#### [DIRECTIONS FOR THIS TASK]
Gather each line containing the string "needed" from these entries.

#### [RAW DATA]
——

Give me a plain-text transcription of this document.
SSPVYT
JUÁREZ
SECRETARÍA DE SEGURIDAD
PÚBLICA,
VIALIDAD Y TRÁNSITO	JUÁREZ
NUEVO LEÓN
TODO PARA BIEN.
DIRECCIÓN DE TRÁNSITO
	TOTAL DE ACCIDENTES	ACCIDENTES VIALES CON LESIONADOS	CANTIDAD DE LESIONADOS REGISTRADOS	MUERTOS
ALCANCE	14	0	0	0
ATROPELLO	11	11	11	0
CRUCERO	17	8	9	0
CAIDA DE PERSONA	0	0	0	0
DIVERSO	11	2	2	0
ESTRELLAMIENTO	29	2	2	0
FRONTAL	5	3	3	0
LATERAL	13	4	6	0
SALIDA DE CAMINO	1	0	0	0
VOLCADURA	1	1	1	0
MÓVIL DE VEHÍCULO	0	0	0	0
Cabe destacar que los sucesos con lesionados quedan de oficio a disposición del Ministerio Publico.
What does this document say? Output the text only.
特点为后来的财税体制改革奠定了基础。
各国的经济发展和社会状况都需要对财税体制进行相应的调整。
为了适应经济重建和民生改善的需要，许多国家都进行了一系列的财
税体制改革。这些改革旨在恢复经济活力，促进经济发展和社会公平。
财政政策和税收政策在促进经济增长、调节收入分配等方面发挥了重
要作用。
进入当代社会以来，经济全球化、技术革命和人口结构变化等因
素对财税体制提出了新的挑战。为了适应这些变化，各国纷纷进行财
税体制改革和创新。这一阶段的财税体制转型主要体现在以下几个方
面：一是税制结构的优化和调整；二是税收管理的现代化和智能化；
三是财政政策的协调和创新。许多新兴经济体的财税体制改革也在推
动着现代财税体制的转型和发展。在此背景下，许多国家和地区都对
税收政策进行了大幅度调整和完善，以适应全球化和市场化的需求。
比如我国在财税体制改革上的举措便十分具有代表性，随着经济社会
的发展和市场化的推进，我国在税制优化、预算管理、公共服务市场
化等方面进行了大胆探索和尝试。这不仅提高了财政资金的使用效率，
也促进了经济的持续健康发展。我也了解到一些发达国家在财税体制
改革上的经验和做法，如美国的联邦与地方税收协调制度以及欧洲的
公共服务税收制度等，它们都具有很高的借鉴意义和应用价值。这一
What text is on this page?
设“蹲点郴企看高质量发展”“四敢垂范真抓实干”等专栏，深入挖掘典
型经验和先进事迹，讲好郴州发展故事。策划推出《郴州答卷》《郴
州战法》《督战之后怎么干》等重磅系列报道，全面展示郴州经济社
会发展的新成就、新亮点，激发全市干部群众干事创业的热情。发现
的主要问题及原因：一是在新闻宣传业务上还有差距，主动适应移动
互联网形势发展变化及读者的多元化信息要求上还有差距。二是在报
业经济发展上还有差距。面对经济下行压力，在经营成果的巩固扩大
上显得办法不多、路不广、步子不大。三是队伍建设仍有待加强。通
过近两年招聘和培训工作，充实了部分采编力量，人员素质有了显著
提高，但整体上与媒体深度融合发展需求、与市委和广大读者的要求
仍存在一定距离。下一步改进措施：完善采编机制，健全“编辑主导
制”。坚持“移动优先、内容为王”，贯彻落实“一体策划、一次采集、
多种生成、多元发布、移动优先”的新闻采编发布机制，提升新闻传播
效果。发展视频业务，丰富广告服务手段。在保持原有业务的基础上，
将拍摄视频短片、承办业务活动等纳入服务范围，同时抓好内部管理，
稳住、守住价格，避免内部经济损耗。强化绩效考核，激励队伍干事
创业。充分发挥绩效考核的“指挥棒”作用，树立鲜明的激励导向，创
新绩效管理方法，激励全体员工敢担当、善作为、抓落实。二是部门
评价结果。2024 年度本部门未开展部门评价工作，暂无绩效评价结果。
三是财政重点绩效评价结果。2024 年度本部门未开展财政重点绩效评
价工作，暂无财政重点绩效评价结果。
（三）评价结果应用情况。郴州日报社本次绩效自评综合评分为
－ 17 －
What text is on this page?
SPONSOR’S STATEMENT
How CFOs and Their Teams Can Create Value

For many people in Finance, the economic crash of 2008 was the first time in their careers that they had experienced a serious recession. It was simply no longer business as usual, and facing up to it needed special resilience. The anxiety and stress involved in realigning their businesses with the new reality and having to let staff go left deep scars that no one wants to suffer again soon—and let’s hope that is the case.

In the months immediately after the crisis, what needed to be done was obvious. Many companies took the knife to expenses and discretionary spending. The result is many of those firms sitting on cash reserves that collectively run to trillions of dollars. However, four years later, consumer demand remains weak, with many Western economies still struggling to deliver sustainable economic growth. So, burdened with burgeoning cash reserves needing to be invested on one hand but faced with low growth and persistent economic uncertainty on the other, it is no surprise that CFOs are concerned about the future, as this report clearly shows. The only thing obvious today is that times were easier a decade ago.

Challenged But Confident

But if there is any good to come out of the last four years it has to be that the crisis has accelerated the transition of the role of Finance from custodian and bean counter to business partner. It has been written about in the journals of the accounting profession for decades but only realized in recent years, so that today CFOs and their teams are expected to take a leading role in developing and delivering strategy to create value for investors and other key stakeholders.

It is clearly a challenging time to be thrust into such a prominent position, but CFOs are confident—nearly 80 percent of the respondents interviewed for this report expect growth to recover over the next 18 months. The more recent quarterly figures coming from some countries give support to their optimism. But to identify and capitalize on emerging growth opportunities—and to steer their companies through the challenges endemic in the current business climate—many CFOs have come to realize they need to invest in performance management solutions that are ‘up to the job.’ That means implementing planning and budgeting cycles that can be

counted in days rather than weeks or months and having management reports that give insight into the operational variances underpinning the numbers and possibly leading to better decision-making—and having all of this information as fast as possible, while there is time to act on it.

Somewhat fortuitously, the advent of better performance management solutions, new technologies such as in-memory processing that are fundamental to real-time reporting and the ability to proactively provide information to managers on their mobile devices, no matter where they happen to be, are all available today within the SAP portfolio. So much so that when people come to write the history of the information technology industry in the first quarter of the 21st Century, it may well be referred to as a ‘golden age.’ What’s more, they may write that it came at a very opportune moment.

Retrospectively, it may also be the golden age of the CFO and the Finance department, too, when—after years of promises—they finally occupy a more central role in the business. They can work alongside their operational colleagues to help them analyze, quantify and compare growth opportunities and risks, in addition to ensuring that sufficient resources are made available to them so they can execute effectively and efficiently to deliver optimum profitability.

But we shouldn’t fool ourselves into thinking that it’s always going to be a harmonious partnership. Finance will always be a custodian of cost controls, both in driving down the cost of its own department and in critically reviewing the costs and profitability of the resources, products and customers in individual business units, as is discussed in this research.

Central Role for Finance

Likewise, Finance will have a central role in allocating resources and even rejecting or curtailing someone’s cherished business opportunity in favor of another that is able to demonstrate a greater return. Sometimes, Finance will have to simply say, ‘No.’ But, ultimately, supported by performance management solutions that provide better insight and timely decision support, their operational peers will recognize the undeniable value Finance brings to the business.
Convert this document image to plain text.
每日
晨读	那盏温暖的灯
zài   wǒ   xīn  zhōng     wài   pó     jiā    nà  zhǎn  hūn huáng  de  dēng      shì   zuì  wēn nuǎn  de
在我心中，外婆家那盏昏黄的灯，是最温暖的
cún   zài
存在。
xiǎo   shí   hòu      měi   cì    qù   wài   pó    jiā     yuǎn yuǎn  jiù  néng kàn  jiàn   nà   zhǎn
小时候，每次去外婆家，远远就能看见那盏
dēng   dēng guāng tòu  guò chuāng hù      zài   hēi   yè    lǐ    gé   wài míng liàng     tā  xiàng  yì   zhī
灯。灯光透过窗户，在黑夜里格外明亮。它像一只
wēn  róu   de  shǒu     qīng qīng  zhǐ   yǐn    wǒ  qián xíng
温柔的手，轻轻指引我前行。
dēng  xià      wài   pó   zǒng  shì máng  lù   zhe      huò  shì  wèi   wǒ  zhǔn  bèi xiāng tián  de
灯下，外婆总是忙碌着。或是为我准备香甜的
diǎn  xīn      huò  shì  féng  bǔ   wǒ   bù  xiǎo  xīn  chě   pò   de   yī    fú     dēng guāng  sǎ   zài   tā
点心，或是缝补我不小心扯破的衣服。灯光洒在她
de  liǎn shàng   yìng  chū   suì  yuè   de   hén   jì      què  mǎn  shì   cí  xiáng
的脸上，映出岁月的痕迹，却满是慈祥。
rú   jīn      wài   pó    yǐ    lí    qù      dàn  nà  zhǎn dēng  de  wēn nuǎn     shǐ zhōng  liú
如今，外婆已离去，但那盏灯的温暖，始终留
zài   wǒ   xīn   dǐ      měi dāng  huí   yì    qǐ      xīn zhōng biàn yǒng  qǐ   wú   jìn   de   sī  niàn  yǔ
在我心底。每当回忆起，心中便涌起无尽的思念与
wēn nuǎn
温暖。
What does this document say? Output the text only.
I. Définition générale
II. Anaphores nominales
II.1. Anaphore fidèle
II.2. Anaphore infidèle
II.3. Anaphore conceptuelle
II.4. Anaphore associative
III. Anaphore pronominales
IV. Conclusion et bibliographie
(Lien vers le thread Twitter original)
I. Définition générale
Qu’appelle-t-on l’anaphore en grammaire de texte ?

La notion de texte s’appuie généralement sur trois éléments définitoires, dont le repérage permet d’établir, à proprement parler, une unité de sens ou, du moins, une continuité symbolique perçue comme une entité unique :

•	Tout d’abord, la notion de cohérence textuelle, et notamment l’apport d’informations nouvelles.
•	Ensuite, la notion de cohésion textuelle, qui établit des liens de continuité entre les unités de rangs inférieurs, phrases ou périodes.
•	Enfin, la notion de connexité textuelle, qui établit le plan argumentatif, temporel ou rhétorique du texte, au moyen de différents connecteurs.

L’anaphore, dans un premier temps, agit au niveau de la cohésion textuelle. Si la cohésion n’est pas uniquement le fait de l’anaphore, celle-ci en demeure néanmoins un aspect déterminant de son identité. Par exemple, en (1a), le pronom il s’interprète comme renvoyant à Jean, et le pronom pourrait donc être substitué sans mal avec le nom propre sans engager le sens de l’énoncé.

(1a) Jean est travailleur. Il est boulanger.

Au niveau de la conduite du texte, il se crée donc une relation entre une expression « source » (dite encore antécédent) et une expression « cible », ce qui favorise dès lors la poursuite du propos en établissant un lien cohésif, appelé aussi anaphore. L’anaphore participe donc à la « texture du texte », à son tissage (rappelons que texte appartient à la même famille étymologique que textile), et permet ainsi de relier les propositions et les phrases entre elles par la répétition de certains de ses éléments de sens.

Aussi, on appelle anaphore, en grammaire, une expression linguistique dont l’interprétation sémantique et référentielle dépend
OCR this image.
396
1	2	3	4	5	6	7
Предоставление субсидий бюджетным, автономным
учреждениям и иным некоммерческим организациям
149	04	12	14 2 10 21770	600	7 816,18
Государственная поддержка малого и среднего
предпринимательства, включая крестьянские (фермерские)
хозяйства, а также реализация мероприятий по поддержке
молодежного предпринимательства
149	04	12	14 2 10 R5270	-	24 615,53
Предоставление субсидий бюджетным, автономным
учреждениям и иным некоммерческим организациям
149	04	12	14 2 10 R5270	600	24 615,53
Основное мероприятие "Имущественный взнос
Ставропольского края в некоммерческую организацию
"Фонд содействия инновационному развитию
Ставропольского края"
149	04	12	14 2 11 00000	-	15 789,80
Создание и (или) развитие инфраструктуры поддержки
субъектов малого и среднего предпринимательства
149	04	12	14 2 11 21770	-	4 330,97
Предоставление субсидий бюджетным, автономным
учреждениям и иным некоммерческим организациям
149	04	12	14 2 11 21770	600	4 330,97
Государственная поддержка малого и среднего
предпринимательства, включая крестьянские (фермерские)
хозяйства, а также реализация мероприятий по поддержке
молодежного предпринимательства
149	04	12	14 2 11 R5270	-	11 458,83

——

#### [TASK OUTPUT]
For many people in Finance, the economic crash of 2008 was the first time in their careers that they had experienced a serious recession. It was simply no longer business as usual, and facing up to it needed special resilience. The anxiety and stress involved in realigning their businesses with the new reality and having to let staff go left deep scars that no one wants to suffer again soon—and let’s hope that is the case.
In the months immediately after the crisis, what needed to be done was obvious. Many companies took the knife to expenses and discretionary spending. The result is many of those firms sitting on cash reserves that collectively run to trillions of dollars. However, four years later, consumer demand remains weak, with many Western economies still struggling to deliver sustainable economic growth. So, burdened with burgeoning cash reserves needing to be invested on one hand but faced with low growth and persistent economic uncertainty on the other, it is no surprise that CFOs are concerned about the future, as this report clearly shows. The only thing obvious today is that times were easier a decade ago.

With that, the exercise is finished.